However, in the samples with 5% incorporation of alumina, the flame retardant in the HDPE and PP blocks in the first application of the flame for 10 s, the set of specimens sustains the flame for only 5 s and goes out. After this, in the second application of the flame for 10 s the flame sustains for only 5 s and goes out, with no dripping of the material on the cotton. Thus, reaching the UL-94 vertical classification as V-0, referring to the classification requirements and in Figure 10c the PP sample with 5% alumina without dripping. Figure 9c illustrates the cotton fiber without flame due to the material being classified as V-0.

3.4. Technical, Economic, Environmental Feasibility, and Industrial Scale Production

One of the main advantages of reuse in civil construction is the reduction of non-renewable raw materials, such as aggregates and materials in the manufacture of cement. This optimizes the environmental damage caused by the extraction of raw materials and also represents a lower financial cost, since the material of these recycled polyolefins would be a raw material that is discarded every day as waste. That is why there is a growing interest in studying and improving the research on the incorporation of such material, thus providing security for the use of blocks and developing the interest of other companies to increase and invest in the recycling sector.

Therefore, when we observe the results of the large-scale manufacturing of recycled polyolefin blocks compared to conventional blocks, we conclude that there is a considerable financial advantage, especially if the company obtains the residue as a donation.

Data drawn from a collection
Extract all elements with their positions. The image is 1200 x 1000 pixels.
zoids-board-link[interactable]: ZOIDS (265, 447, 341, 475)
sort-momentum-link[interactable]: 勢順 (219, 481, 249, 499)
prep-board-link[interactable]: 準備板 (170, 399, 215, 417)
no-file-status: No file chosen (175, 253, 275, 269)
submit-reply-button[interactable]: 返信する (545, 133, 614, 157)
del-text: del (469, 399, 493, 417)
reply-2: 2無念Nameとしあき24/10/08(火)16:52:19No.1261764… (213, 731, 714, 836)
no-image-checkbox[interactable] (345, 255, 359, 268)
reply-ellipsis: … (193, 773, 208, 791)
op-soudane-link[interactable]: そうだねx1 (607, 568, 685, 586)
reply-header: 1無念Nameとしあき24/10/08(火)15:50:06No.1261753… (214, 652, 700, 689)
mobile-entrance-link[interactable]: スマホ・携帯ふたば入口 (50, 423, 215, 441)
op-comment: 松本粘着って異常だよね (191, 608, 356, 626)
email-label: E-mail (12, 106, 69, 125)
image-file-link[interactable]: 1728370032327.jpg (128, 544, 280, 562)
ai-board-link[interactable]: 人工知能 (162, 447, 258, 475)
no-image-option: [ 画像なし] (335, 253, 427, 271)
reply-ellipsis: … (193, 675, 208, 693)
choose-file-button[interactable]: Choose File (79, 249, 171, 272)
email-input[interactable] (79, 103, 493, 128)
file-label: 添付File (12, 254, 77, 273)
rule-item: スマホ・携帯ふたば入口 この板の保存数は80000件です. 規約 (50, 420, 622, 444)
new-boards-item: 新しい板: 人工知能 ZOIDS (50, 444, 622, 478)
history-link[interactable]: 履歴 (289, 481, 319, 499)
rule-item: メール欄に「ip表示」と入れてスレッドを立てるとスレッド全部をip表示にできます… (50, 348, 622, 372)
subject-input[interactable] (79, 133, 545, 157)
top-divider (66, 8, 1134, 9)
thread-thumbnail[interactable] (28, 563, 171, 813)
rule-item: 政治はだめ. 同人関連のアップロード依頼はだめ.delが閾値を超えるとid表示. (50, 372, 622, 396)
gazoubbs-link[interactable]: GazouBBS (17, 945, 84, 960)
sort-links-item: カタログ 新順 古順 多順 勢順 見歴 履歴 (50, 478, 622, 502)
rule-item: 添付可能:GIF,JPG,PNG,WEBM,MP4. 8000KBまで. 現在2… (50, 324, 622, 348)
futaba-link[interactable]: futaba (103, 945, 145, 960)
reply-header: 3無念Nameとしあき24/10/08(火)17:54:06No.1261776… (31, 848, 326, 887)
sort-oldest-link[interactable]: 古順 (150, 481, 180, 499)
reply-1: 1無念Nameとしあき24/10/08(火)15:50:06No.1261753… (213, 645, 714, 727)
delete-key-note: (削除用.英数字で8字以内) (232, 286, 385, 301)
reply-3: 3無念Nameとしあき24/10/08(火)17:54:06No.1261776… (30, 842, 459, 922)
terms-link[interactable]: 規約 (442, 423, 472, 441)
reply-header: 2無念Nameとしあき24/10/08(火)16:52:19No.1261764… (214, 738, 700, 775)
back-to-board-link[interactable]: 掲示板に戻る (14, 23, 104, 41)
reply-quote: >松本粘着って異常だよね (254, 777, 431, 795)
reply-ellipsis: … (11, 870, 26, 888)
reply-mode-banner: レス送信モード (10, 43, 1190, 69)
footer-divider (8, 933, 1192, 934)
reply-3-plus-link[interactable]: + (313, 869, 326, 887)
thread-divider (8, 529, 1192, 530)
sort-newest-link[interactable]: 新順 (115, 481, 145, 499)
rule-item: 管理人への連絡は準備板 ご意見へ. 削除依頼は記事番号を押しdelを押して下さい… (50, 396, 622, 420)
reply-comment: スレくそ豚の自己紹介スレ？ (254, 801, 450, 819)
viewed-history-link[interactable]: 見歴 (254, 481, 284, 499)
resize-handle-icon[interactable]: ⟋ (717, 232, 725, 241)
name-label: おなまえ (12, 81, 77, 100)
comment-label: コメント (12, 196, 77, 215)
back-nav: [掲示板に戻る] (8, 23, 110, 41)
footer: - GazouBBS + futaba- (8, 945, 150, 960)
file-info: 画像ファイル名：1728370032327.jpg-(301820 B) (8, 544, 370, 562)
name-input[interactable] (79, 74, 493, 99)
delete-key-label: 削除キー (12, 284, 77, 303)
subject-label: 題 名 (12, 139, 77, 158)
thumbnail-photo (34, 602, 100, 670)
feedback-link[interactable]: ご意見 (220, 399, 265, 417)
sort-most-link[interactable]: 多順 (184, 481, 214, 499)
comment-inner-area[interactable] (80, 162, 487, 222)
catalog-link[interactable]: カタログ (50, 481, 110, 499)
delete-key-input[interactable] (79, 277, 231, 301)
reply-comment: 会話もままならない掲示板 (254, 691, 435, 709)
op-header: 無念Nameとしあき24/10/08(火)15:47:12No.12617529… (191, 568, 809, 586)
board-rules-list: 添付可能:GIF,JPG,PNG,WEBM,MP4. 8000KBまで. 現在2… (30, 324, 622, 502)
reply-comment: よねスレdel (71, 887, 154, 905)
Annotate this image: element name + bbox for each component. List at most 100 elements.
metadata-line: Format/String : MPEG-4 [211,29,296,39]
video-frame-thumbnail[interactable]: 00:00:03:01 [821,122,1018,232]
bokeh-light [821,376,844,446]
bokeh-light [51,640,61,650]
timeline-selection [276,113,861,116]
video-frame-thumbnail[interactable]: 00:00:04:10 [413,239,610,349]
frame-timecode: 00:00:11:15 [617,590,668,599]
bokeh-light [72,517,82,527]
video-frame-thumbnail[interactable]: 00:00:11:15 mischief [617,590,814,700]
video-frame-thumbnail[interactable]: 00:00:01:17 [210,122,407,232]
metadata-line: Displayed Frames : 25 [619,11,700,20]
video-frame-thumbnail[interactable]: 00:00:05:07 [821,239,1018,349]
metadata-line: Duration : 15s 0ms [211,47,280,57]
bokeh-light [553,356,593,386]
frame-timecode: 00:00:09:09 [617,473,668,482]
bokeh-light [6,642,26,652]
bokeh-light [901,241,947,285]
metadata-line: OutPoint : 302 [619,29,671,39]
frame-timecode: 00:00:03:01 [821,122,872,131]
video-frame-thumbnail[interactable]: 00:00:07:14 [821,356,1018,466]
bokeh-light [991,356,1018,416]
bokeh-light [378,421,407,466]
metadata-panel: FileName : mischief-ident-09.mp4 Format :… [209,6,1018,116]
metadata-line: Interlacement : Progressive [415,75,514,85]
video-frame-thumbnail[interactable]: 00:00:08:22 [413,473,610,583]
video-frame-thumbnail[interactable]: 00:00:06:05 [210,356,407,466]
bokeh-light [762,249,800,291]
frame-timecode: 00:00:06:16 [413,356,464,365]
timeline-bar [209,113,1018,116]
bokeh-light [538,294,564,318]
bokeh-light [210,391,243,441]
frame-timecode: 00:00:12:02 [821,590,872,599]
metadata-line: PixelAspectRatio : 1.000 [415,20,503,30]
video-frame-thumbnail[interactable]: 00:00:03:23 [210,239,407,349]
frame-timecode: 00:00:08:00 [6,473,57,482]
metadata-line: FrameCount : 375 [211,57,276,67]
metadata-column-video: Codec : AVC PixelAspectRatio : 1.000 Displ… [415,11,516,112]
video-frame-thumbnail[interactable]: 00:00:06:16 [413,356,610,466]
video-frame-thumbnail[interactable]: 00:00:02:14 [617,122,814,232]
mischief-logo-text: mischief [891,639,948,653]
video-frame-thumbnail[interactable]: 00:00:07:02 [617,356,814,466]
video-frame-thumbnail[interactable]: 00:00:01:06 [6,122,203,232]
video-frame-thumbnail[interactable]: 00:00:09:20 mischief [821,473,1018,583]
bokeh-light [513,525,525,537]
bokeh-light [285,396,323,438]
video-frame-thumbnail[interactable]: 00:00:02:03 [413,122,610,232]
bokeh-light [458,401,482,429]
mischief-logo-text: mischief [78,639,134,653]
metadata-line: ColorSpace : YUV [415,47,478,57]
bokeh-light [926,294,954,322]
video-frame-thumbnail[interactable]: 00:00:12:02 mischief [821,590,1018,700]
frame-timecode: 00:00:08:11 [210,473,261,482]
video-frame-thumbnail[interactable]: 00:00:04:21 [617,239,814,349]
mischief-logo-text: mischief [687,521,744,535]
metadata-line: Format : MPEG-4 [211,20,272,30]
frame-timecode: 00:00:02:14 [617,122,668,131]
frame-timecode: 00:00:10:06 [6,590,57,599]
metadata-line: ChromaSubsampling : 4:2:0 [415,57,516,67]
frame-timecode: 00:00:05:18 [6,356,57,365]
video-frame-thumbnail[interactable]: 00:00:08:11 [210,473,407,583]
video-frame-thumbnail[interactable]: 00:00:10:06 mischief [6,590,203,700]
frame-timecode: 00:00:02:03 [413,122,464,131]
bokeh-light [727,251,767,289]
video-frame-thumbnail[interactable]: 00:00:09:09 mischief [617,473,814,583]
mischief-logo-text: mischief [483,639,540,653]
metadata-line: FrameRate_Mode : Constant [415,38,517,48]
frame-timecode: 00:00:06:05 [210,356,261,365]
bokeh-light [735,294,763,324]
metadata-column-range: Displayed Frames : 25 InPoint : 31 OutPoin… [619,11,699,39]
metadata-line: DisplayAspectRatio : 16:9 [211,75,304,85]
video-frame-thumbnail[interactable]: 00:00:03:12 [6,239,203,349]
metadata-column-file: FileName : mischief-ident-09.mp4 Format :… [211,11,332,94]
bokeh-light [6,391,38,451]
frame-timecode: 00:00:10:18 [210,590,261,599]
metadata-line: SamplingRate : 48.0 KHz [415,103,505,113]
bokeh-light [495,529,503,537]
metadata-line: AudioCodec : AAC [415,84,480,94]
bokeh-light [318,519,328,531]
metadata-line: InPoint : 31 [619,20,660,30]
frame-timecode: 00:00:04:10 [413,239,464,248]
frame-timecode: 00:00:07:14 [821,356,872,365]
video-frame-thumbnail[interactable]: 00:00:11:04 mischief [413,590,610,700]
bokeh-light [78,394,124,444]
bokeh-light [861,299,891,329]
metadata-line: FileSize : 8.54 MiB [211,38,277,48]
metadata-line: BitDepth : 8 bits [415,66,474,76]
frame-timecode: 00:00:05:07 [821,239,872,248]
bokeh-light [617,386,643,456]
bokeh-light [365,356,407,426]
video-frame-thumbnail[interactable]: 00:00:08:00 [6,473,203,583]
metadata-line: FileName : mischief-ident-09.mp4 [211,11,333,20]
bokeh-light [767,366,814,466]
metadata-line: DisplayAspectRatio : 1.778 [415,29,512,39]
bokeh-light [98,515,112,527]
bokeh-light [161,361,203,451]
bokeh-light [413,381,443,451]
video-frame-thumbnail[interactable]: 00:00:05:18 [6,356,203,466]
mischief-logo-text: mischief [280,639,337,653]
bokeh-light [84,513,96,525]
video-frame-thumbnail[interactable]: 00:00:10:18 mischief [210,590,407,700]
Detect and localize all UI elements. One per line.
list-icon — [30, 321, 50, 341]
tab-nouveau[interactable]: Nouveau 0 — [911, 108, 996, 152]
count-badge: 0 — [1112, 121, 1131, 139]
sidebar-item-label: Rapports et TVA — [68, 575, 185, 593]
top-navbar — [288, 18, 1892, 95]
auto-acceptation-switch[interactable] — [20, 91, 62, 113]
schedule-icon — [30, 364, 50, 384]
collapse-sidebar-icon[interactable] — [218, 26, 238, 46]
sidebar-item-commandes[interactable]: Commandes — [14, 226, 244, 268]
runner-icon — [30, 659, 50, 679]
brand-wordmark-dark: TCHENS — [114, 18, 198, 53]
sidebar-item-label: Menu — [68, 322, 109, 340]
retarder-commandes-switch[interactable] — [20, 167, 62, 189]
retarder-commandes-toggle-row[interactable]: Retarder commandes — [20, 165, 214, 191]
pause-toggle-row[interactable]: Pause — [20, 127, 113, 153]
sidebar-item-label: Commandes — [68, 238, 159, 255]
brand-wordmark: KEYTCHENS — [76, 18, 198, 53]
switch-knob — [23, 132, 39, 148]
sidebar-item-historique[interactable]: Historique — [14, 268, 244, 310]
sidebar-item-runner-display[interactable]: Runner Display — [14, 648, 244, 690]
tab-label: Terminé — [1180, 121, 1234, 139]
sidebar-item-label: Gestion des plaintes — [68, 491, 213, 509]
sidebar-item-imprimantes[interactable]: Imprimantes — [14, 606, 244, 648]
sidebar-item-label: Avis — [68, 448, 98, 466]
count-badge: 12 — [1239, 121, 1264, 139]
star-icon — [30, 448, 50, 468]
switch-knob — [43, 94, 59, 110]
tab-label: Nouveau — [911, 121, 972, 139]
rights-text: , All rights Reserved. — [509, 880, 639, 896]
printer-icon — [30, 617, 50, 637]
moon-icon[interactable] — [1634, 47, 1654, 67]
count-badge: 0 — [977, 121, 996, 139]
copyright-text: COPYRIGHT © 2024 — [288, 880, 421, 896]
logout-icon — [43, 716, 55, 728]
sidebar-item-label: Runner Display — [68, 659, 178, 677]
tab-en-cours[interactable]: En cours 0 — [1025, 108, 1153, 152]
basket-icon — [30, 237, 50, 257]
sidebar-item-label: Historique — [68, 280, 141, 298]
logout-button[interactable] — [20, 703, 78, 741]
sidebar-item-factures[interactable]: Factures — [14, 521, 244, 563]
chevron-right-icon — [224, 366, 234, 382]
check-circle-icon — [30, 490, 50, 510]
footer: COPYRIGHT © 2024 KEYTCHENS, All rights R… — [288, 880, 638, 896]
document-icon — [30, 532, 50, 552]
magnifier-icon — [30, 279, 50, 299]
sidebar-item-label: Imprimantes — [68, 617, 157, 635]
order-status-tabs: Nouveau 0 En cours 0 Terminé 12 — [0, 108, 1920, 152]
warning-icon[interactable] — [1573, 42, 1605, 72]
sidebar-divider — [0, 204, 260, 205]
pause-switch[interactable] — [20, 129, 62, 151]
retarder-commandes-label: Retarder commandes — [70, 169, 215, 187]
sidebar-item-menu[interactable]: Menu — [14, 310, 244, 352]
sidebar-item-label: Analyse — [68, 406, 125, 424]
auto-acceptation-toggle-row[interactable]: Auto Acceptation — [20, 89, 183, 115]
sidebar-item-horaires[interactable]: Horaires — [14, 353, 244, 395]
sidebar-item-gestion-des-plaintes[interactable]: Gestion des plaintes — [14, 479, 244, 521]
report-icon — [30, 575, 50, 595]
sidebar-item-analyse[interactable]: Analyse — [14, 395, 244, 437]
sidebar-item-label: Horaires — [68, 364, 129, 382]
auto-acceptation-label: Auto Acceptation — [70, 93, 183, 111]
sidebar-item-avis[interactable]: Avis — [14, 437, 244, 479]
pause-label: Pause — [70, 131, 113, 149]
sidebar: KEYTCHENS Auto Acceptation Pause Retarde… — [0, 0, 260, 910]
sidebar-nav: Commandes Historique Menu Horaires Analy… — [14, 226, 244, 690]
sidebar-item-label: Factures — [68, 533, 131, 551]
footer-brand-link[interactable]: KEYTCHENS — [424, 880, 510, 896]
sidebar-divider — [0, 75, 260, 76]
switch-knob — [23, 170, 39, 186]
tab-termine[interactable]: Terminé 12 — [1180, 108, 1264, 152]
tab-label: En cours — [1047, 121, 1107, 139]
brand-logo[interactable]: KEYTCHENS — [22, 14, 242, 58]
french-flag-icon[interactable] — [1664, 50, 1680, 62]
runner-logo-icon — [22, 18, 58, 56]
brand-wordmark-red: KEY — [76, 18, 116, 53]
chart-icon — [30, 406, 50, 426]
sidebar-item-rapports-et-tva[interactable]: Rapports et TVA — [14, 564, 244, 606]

What to do →
1. In the text on recycled polyolefin blocks, what UL-94 vertical classification do the samples with 5% alumina reach?
2. Reproduce the passage of the text on recycled polyolefin blocks starting with "3.4. Technical, Economic, Environmental" and going on through "the recycling sector.".
3. Decide whether each statement agrees with the text on recycled polyolefin blocks, answering yes or no and quoting the deciding words: (a) During the second flame application, the material dripped onto the cotton. (b) Reuse in civil construction reduces non-renewable raw materials such as aggregates. (c) The financial advantage of large-scale manufacturing is especially strong if the company obtains the residue as a donation.

Numbered responses →
1. They reach the UL-94 vertical classification V-0.

2.
3.4. Technical, Economic, Environmental Feasibility, and Industrial Scale Production

One of the main advantages of reuse in civil construction is the reduction of non-renewable raw materials, such as aggregates and materials in the manufacture of cement. This optimizes the environmental damage caused by the extraction of raw materials and also represents a lower financial cost, since the material of these recycled polyolefins would be a raw material that is discarded every day as waste. That is why there is a growing interest in studying and improving the research on the incorporation of such material, thus providing security for the use of blocks and developing the interest of other companies to increase and invest in the recycling sector.

3.
(a) No: "with no dripping of the material on the cotton"
(b) Yes: "the reduction of non-renewable raw materials, such as aggregates"
(c) Yes: "especially if the company obtains the residue as a donation"